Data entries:
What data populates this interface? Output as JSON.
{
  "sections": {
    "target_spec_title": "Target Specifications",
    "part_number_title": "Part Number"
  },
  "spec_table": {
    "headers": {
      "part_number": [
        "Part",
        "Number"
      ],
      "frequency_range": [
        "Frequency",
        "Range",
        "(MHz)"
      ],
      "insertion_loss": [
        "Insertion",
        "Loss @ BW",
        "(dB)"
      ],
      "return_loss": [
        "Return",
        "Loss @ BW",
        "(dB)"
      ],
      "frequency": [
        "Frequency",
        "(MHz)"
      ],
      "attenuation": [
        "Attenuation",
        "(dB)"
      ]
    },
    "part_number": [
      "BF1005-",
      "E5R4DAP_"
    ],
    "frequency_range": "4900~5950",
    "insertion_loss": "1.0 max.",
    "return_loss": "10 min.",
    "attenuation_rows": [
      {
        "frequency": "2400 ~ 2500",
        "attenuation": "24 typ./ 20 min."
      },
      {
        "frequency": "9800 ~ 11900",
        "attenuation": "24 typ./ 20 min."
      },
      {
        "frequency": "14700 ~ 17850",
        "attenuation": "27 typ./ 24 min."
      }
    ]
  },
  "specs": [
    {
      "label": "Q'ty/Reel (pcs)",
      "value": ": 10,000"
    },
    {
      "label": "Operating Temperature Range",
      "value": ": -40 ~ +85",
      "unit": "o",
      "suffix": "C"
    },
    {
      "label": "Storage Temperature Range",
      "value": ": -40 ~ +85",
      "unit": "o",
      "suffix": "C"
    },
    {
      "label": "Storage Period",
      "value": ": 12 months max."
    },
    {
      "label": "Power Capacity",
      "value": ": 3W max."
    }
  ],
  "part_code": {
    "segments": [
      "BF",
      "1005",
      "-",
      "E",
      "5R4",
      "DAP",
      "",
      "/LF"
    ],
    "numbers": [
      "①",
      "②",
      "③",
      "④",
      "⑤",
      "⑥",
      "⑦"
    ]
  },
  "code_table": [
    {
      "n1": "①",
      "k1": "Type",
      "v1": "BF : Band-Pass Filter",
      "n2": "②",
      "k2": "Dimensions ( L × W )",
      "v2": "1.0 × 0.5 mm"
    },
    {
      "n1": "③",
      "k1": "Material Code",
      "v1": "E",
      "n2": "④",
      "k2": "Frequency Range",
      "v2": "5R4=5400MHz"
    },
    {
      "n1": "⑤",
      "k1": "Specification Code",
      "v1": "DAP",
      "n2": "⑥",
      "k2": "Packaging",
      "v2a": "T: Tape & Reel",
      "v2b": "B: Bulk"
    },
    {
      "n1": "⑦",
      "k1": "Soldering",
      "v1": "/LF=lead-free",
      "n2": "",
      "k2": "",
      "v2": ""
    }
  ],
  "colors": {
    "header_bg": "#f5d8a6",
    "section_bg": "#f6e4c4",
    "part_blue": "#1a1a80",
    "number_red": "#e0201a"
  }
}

** EXERCISE **
Your task is to collect every line above that contains the word "value".

** ANSWER TO THIS TASK **
      "value": ": 10,000"
      "value": ": -40 ~ +85",
      "value": ": -40 ~ +85",
      "value": ": 12 months max."
      "value": ": 3W max."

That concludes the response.